Below are some records; retype all of them exactly.

Dataset items:
———
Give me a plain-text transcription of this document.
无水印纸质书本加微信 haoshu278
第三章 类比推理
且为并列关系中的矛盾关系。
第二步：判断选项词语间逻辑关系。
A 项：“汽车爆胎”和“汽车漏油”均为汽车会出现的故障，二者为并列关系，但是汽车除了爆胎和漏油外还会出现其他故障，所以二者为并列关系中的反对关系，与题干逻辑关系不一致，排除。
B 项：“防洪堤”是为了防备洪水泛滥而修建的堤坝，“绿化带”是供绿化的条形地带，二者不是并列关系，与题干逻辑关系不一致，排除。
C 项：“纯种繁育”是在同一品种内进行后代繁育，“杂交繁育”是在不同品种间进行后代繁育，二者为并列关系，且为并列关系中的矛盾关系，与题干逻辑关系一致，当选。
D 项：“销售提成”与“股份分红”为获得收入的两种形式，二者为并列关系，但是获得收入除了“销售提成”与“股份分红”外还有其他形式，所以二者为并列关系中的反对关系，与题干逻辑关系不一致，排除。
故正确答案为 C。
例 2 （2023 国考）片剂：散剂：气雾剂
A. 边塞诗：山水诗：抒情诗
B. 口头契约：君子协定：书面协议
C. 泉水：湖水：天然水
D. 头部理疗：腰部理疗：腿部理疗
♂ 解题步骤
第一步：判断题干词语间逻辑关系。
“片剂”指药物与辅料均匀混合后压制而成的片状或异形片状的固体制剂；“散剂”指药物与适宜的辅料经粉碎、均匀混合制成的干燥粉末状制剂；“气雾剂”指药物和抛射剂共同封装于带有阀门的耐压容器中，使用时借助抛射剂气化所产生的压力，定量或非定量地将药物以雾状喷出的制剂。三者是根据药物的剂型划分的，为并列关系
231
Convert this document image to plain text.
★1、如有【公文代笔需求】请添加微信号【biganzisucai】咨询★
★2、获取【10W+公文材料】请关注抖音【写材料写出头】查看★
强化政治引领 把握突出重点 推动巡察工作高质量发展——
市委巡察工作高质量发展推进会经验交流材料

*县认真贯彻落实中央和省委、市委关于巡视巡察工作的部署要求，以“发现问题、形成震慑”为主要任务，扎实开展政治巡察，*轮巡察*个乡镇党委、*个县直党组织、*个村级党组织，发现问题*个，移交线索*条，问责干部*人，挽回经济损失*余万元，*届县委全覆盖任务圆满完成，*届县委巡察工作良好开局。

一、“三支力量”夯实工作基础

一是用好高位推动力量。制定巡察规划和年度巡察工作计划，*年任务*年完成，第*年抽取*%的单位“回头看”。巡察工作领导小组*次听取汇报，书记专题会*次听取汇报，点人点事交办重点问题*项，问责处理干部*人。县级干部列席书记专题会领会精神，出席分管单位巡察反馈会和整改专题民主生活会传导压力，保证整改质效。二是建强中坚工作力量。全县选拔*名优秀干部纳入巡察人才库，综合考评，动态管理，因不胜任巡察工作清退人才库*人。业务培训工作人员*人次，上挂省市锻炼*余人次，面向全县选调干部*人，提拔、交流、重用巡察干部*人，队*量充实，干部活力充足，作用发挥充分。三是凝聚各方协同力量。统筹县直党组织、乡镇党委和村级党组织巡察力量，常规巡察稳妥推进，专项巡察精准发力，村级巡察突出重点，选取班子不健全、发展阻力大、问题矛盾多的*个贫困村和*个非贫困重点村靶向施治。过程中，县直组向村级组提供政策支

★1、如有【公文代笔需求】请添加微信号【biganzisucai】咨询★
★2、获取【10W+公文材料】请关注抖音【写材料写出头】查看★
———
## TASK RESULT
Give me a plain-text transcription of this document.
无水印纸质书本加微信 haoshu278
第三章 类比推理
且为并列关系中的矛盾关系。
第二步：判断选项词语间逻辑关系。
A 项：“汽车爆胎”和“汽车漏油”均为汽车会出现的故障，二者为并列关系，但是汽车除了爆胎和漏油外还会出现其他故障，所以二者为并列关系中的反对关系，与题干逻辑关系不一致，排除。
B 项：“防洪堤”是为了防备洪水泛滥而修建的堤坝，“绿化带”是供绿化的条形地带，二者不是并列关系，与题干逻辑关系不一致，排除。
C 项：“纯种繁育”是在同一品种内进行后代繁育，“杂交繁育”是在不同品种间进行后代繁育，二者为并列关系，且为并列关系中的矛盾关系，与题干逻辑关系一致，当选。
D 项：“销售提成”与“股份分红”为获得收入的两种形式，二者为并列关系，但是获得收入除了“销售提成”与“股份分红”外还有其他形式，所以二者为并列关系中的反对关系，与题干逻辑关系不一致，排除。
故正确答案为 C。
例 2 （2023 国考）片剂：散剂：气雾剂
A. 边塞诗：山水诗：抒情诗
B. 口头契约：君子协定：书面协议
C. 泉水：湖水：天然水
D. 头部理疗：腰部理疗：腿部理疗
♂ 解题步骤
第一步：判断题干词语间逻辑关系。
“片剂”指药物与辅料均匀混合后压制而成的片状或异形片状的固体制剂；“散剂”指药物与适宜的辅料经粉碎、均匀混合制成的干燥粉末状制剂；“气雾剂”指药物和抛射剂共同封装于带有阀门的耐压容器中，使用时借助抛射剂气化所产生的压力，定量或非定量地将药物以雾状喷出的制剂。三者是根据药物的剂型划分的，为并列关系
231
Convert this document image to plain text.
★1、如有【公文代笔需求】请添加微信号【biganzisucai】咨询★
★2、获取【10W+公文材料】请关注抖音【写材料写出头】查看★
强化政治引领 把握突出重点 推动巡察工作高质量发展——
市委巡察工作高质量发展推进会经验交流材料

*县认真贯彻落实中央和省委、市委关于巡视巡察工作的部署要求，以“发现问题、形成震慑”为主要任务，扎实开展政治巡察，*轮巡察*个乡镇党委、*个县直党组织、*个村级党组织，发现问题*个，移交线索*条，问责干部*人，挽回经济损失*余万元，*届县委全覆盖任务圆满完成，*届县委巡察工作良好开局。

一、“三支力量”夯实工作基础

一是用好高位推动力量。制定巡察规划和年度巡察工作计划，*年任务*年完成，第*年抽取*%的单位“回头看”。巡察工作领导小组*次听取汇报，书记专题会*次听取汇报，点人点事交办重点问题*项，问责处理干部*人。县级干部列席书记专题会领会精神，出席分管单位巡察反馈会和整改专题民主生活会传导压力，保证整改质效。二是建强中坚工作力量。全县选拔*名优秀干部纳入巡察人才库，综合考评，动态管理，因不胜任巡察工作清退人才库*人。业务培训工作人员*人次，上挂省市锻炼*余人次，面向全县选调干部*人，提拔、交流、重用巡察干部*人，队*量充实，干部活力充足，作用发挥充分。三是凝聚各方协同力量。统筹县直党组织、乡镇党委和村级党组织巡察力量，常规巡察稳妥推进，专项巡察精准发力，村级巡察突出重点，选取班子不健全、发展阻力大、问题矛盾多的*个贫困村和*个非贫困重点村靶向施治。过程中，县直组向村级组提供政策支

★1、如有【公文代笔需求】请添加微信号【biganzisucai】咨询★
★2、获取【10W+公文材料】请关注抖音【写材料写出头】查看★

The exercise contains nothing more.